Dataset entries on figures:
--------------------
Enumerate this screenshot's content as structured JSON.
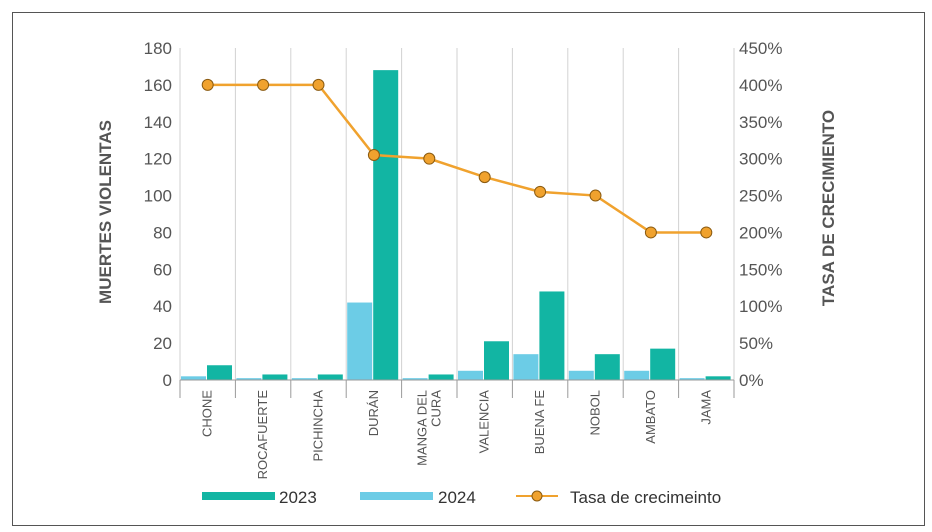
{
  "chart_data": {
    "type": "bar",
    "categories": [
      "CHONE",
      "ROCAFUERTE",
      "PICHINCHA",
      "DURÁN",
      "MANGA DEL CURA",
      "VALENCIA",
      "BUENA FE",
      "NOBOL",
      "AMBATO",
      "JAMA"
    ],
    "category_lines": [
      [
        "CHONE"
      ],
      [
        "ROCAFUERTE"
      ],
      [
        "PICHINCHA"
      ],
      [
        "DURÁN"
      ],
      [
        "MANGA DEL",
        "CURA"
      ],
      [
        "VALENCIA"
      ],
      [
        "BUENA FE"
      ],
      [
        "NOBOL"
      ],
      [
        "AMBATO"
      ],
      [
        "JAMA"
      ]
    ],
    "series": [
      {
        "name": "2023",
        "type": "bar",
        "axis": "left",
        "color": "#12b5a3",
        "values": [
          8,
          3,
          3,
          168,
          3,
          21,
          48,
          14,
          17,
          2
        ]
      },
      {
        "name": "2024",
        "type": "bar",
        "axis": "left",
        "color": "#6ccce6",
        "values": [
          2,
          1,
          1,
          42,
          1,
          5,
          14,
          5,
          5,
          1
        ]
      },
      {
        "name": "Tasa de crecimeinto",
        "type": "line",
        "axis": "right",
        "color": "#f0a22e",
        "marker_color": "#f0a22e",
        "values": [
          400,
          400,
          400,
          305,
          300,
          275,
          255,
          250,
          200,
          200
        ]
      }
    ],
    "ylabel": "MUERTES VIOLENTAS",
    "y2label": "TASA DE CRECIMIENTO",
    "ylim": [
      0,
      180
    ],
    "y2lim": [
      0,
      450
    ],
    "yticks": [
      "0",
      "20",
      "40",
      "60",
      "80",
      "100",
      "120",
      "140",
      "160",
      "180"
    ],
    "y2ticks": [
      "0%",
      "50%",
      "100%",
      "150%",
      "200%",
      "250%",
      "300%",
      "350%",
      "400%",
      "450%"
    ],
    "grid": "vertical",
    "legend_position": "bottom"
  }
}
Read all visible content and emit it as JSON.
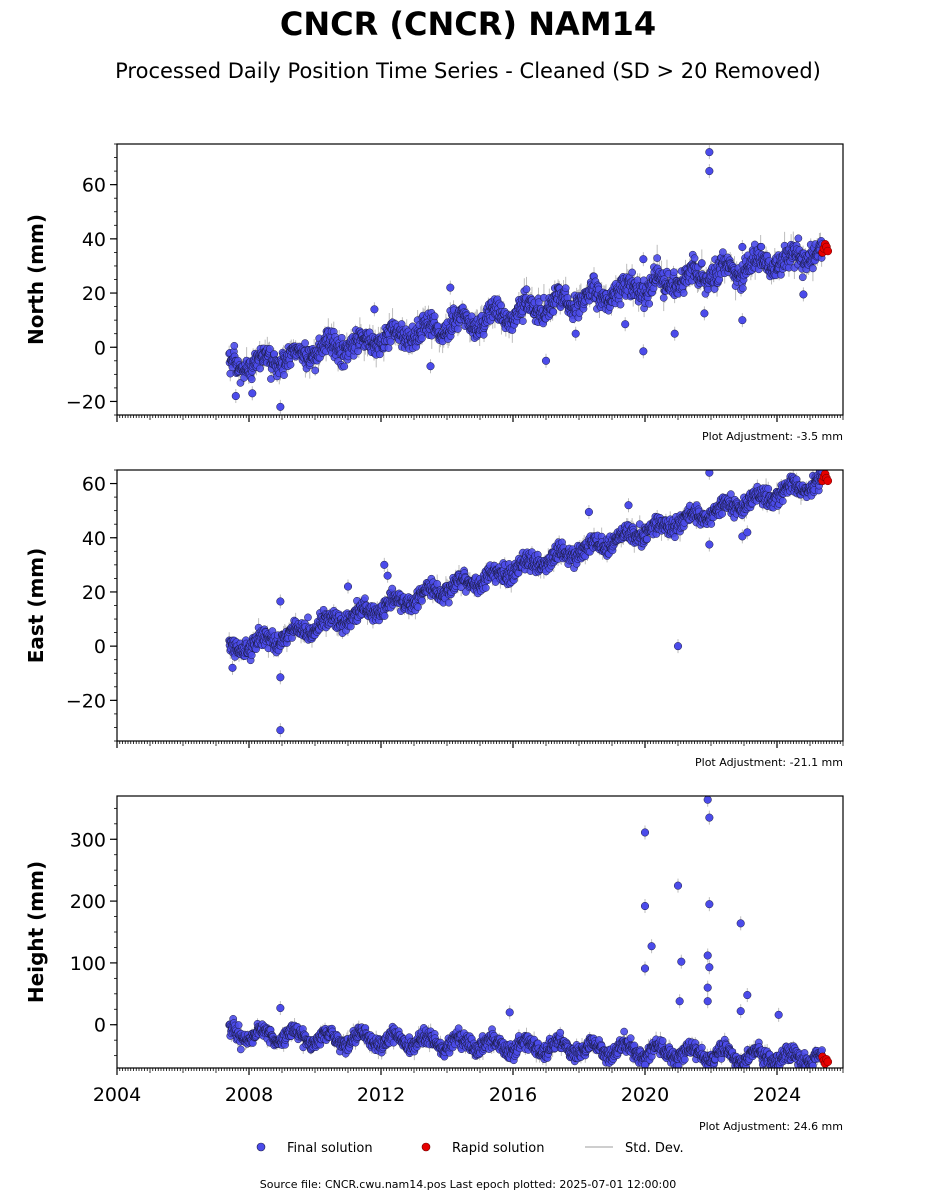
{
  "title": "CNCR (CNCR) NAM14",
  "subtitle": "Processed Daily Position Time Series - Cleaned (SD > 20 Removed)",
  "footer": "Source file: CNCR.cwu.nam14.pos  Last epoch plotted: 2025-07-01 12:00:00",
  "legend": {
    "final": "Final solution",
    "rapid": "Rapid solution",
    "std": "Std. Dev."
  },
  "colors": {
    "final": "#4b4bea",
    "rapid": "#e60000",
    "std": "#bdbdbd",
    "edge": "#1a1a40"
  },
  "chart_data": [
    {
      "type": "scatter",
      "ylabel": "North (mm)",
      "adjustment": "Plot Adjustment: -3.5 mm",
      "xlim": [
        2004,
        2026
      ],
      "ylim": [
        -25,
        75
      ],
      "yticks": [
        -20,
        0,
        20,
        40,
        60
      ],
      "xticks": [
        2004,
        2008,
        2012,
        2016,
        2020,
        2024
      ],
      "show_xtick_labels": false,
      "trend": {
        "start_year": 2007.4,
        "end_year": 2025.5,
        "start_value": -8,
        "end_value": 35.5
      },
      "seasonal_amplitude": 2.5,
      "noise": 2.2,
      "outliers": [
        [
          2021.95,
          72
        ],
        [
          2021.95,
          65
        ],
        [
          2008.95,
          -22
        ],
        [
          2014.1,
          22
        ],
        [
          2019.95,
          32.5
        ],
        [
          2019.95,
          -1.5
        ],
        [
          2022.95,
          37
        ],
        [
          2022.95,
          10
        ],
        [
          2024.8,
          19.5
        ],
        [
          2011.8,
          14
        ],
        [
          2017.9,
          5
        ],
        [
          2017.0,
          -5
        ],
        [
          2020.9,
          5
        ],
        [
          2021.8,
          12.5
        ],
        [
          2007.6,
          -18
        ],
        [
          2008.1,
          -17
        ],
        [
          2013.5,
          -7
        ],
        [
          2019.4,
          8.5
        ]
      ],
      "rapid": {
        "x": [
          2025.38,
          2025.42,
          2025.46,
          2025.5,
          2025.54
        ],
        "y": [
          35,
          36.5,
          38,
          37,
          35.5
        ]
      }
    },
    {
      "type": "scatter",
      "ylabel": "East (mm)",
      "adjustment": "Plot Adjustment: -21.1 mm",
      "xlim": [
        2004,
        2026
      ],
      "ylim": [
        -35,
        65
      ],
      "yticks": [
        -20,
        0,
        20,
        40,
        60
      ],
      "xticks": [
        2004,
        2008,
        2012,
        2016,
        2020,
        2024
      ],
      "show_xtick_labels": false,
      "trend": {
        "start_year": 2007.4,
        "end_year": 2025.5,
        "start_value": -2,
        "end_value": 61.5
      },
      "seasonal_amplitude": 1.8,
      "noise": 1.6,
      "outliers": [
        [
          2008.95,
          -31
        ],
        [
          2008.95,
          -11.5
        ],
        [
          2008.95,
          16.5
        ],
        [
          2021.0,
          0
        ],
        [
          2021.95,
          64
        ],
        [
          2021.95,
          37.5
        ],
        [
          2012.1,
          30
        ],
        [
          2012.2,
          26
        ],
        [
          2011.0,
          22
        ],
        [
          2018.3,
          49.5
        ],
        [
          2022.95,
          40.5
        ],
        [
          2023.1,
          42
        ],
        [
          2019.5,
          52
        ],
        [
          2007.5,
          -8
        ]
      ],
      "rapid": {
        "x": [
          2025.38,
          2025.42,
          2025.46,
          2025.5,
          2025.54
        ],
        "y": [
          61,
          62.5,
          63.5,
          62,
          61
        ]
      }
    },
    {
      "type": "scatter",
      "ylabel": "Height (mm)",
      "adjustment": "Plot Adjustment: 24.6 mm",
      "xlim": [
        2004,
        2026
      ],
      "ylim": [
        -70,
        370
      ],
      "yticks": [
        0,
        100,
        200,
        300
      ],
      "xticks": [
        2004,
        2008,
        2012,
        2016,
        2020,
        2024
      ],
      "show_xtick_labels": true,
      "trend": {
        "start_year": 2007.4,
        "end_year": 2025.5,
        "start_value": -15,
        "end_value": -55
      },
      "seasonal_amplitude": 10,
      "noise": 6,
      "outliers": [
        [
          2020.0,
          311
        ],
        [
          2020.0,
          192
        ],
        [
          2020.0,
          91
        ],
        [
          2020.2,
          127
        ],
        [
          2021.0,
          225
        ],
        [
          2021.1,
          102
        ],
        [
          2021.05,
          38
        ],
        [
          2021.9,
          364
        ],
        [
          2021.95,
          335
        ],
        [
          2021.95,
          195
        ],
        [
          2021.9,
          112
        ],
        [
          2021.95,
          93
        ],
        [
          2021.9,
          60
        ],
        [
          2021.9,
          38
        ],
        [
          2022.9,
          164
        ],
        [
          2023.1,
          48
        ],
        [
          2022.9,
          22
        ],
        [
          2024.05,
          16
        ],
        [
          2008.95,
          27
        ],
        [
          2015.9,
          20
        ],
        [
          2020.0,
          -65
        ]
      ],
      "rapid": {
        "x": [
          2025.38,
          2025.42,
          2025.46,
          2025.5,
          2025.54
        ],
        "y": [
          -52,
          -58,
          -63,
          -56,
          -60
        ]
      }
    }
  ]
}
--------------------
Give the data above again in full and unchanged, skipping the pictures.

■ **Correct response**:
Enumerate this screenshot's content as structured JSON.
{
  "chart_data": {
    "type": "bar",
    "categories": [
      "CHONE",
      "ROCAFUERTE",
      "PICHINCHA",
      "DURÁN",
      "MANGA DEL CURA",
      "VALENCIA",
      "BUENA FE",
      "NOBOL",
      "AMBATO",
      "JAMA"
    ],
    "category_lines": [
      [
        "CHONE"
      ],
      [
        "ROCAFUERTE"
      ],
      [
        "PICHINCHA"
      ],
      [
        "DURÁN"
      ],
      [
        "MANGA DEL",
        "CURA"
      ],
      [
        "VALENCIA"
      ],
      [
        "BUENA FE"
      ],
      [
        "NOBOL"
      ],
      [
        "AMBATO"
      ],
      [
        "JAMA"
      ]
    ],
    "series": [
      {
        "name": "2023",
        "type": "bar",
        "axis": "left",
        "color": "#12b5a3",
        "values": [
          8,
          3,
          3,
          168,
          3,
          21,
          48,
          14,
          17,
          2
        ]
      },
      {
        "name": "2024",
        "type": "bar",
        "axis": "left",
        "color": "#6ccce6",
        "values": [
          2,
          1,
          1,
          42,
          1,
          5,
          14,
          5,
          5,
          1
        ]
      },
      {
        "name": "Tasa de crecimeinto",
        "type": "line",
        "axis": "right",
        "color": "#f0a22e",
        "marker_color": "#f0a22e",
        "values": [
          400,
          400,
          400,
          305,
          300,
          275,
          255,
          250,
          200,
          200
        ]
      }
    ],
    "ylabel": "MUERTES VIOLENTAS",
    "y2label": "TASA DE CRECIMIENTO",
    "ylim": [
      0,
      180
    ],
    "y2lim": [
      0,
      450
    ],
    "yticks": [
      "0",
      "20",
      "40",
      "60",
      "80",
      "100",
      "120",
      "140",
      "160",
      "180"
    ],
    "y2ticks": [
      "0%",
      "50%",
      "100%",
      "150%",
      "200%",
      "250%",
      "300%",
      "350%",
      "400%",
      "450%"
    ],
    "grid": "vertical",
    "legend_position": "bottom"
  }
}
Read all visible content and emit it as JSON.
{
  "title": "CNCR (CNCR) NAM14",
  "subtitle": "Processed Daily Position Time Series - Cleaned (SD > 20 Removed)",
  "footer": "Source file: CNCR.cwu.nam14.pos  Last epoch plotted: 2025-07-01 12:00:00",
  "legend": {
    "final": "Final solution",
    "rapid": "Rapid solution",
    "std": "Std. Dev."
  },
  "colors": {
    "final": "#4b4bea",
    "rapid": "#e60000",
    "std": "#bdbdbd",
    "edge": "#1a1a40"
  },
  "chart_data": [
    {
      "type": "scatter",
      "ylabel": "North (mm)",
      "adjustment": "Plot Adjustment: -3.5 mm",
      "xlim": [
        2004,
        2026
      ],
      "ylim": [
        -25,
        75
      ],
      "yticks": [
        -20,
        0,
        20,
        40,
        60
      ],
      "xticks": [
        2004,
        2008,
        2012,
        2016,
        2020,
        2024
      ],
      "show_xtick_labels": false,
      "trend": {
        "start_year": 2007.4,
        "end_year": 2025.5,
        "start_value": -8,
        "end_value": 35.5
      },
      "seasonal_amplitude": 2.5,
      "noise": 2.2,
      "outliers": [
        [
          2021.95,
          72
        ],
        [
          2021.95,
          65
        ],
        [
          2008.95,
          -22
        ],
        [
          2014.1,
          22
        ],
        [
          2019.95,
          32.5
        ],
        [
          2019.95,
          -1.5
        ],
        [
          2022.95,
          37
        ],
        [
          2022.95,
          10
        ],
        [
          2024.8,
          19.5
        ],
        [
          2011.8,
          14
        ],
        [
          2017.9,
          5
        ],
        [
          2017.0,
          -5
        ],
        [
          2020.9,
          5
        ],
        [
          2021.8,
          12.5
        ],
        [
          2007.6,
          -18
        ],
        [
          2008.1,
          -17
        ],
        [
          2013.5,
          -7
        ],
        [
          2019.4,
          8.5
        ]
      ],
      "rapid": {
        "x": [
          2025.38,
          2025.42,
          2025.46,
          2025.5,
          2025.54
        ],
        "y": [
          35,
          36.5,
          38,
          37,
          35.5
        ]
      }
    },
    {
      "type": "scatter",
      "ylabel": "East (mm)",
      "adjustment": "Plot Adjustment: -21.1 mm",
      "xlim": [
        2004,
        2026
      ],
      "ylim": [
        -35,
        65
      ],
      "yticks": [
        -20,
        0,
        20,
        40,
        60
      ],
      "xticks": [
        2004,
        2008,
        2012,
        2016,
        2020,
        2024
      ],
      "show_xtick_labels": false,
      "trend": {
        "start_year": 2007.4,
        "end_year": 2025.5,
        "start_value": -2,
        "end_value": 61.5
      },
      "seasonal_amplitude": 1.8,
      "noise": 1.6,
      "outliers": [
        [
          2008.95,
          -31
        ],
        [
          2008.95,
          -11.5
        ],
        [
          2008.95,
          16.5
        ],
        [
          2021.0,
          0
        ],
        [
          2021.95,
          64
        ],
        [
          2021.95,
          37.5
        ],
        [
          2012.1,
          30
        ],
        [
          2012.2,
          26
        ],
        [
          2011.0,
          22
        ],
        [
          2018.3,
          49.5
        ],
        [
          2022.95,
          40.5
        ],
        [
          2023.1,
          42
        ],
        [
          2019.5,
          52
        ],
        [
          2007.5,
          -8
        ]
      ],
      "rapid": {
        "x": [
          2025.38,
          2025.42,
          2025.46,
          2025.5,
          2025.54
        ],
        "y": [
          61,
          62.5,
          63.5,
          62,
          61
        ]
      }
    },
    {
      "type": "scatter",
      "ylabel": "Height (mm)",
      "adjustment": "Plot Adjustment: 24.6 mm",
      "xlim": [
        2004,
        2026
      ],
      "ylim": [
        -70,
        370
      ],
      "yticks": [
        0,
        100,
        200,
        300
      ],
      "xticks": [
        2004,
        2008,
        2012,
        2016,
        2020,
        2024
      ],
      "show_xtick_labels": true,
      "trend": {
        "start_year": 2007.4,
        "end_year": 2025.5,
        "start_value": -15,
        "end_value": -55
      },
      "seasonal_amplitude": 10,
      "noise": 6,
      "outliers": [
        [
          2020.0,
          311
        ],
        [
          2020.0,
          192
        ],
        [
          2020.0,
          91
        ],
        [
          2020.2,
          127
        ],
        [
          2021.0,
          225
        ],
        [
          2021.1,
          102
        ],
        [
          2021.05,
          38
        ],
        [
          2021.9,
          364
        ],
        [
          2021.95,
          335
        ],
        [
          2021.95,
          195
        ],
        [
          2021.9,
          112
        ],
        [
          2021.95,
          93
        ],
        [
          2021.9,
          60
        ],
        [
          2021.9,
          38
        ],
        [
          2022.9,
          164
        ],
        [
          2023.1,
          48
        ],
        [
          2022.9,
          22
        ],
        [
          2024.05,
          16
        ],
        [
          2008.95,
          27
        ],
        [
          2015.9,
          20
        ],
        [
          2020.0,
          -65
        ]
      ],
      "rapid": {
        "x": [
          2025.38,
          2025.42,
          2025.46,
          2025.5,
          2025.54
        ],
        "y": [
          -52,
          -58,
          -63,
          -56,
          -60
        ]
      }
    }
  ]
}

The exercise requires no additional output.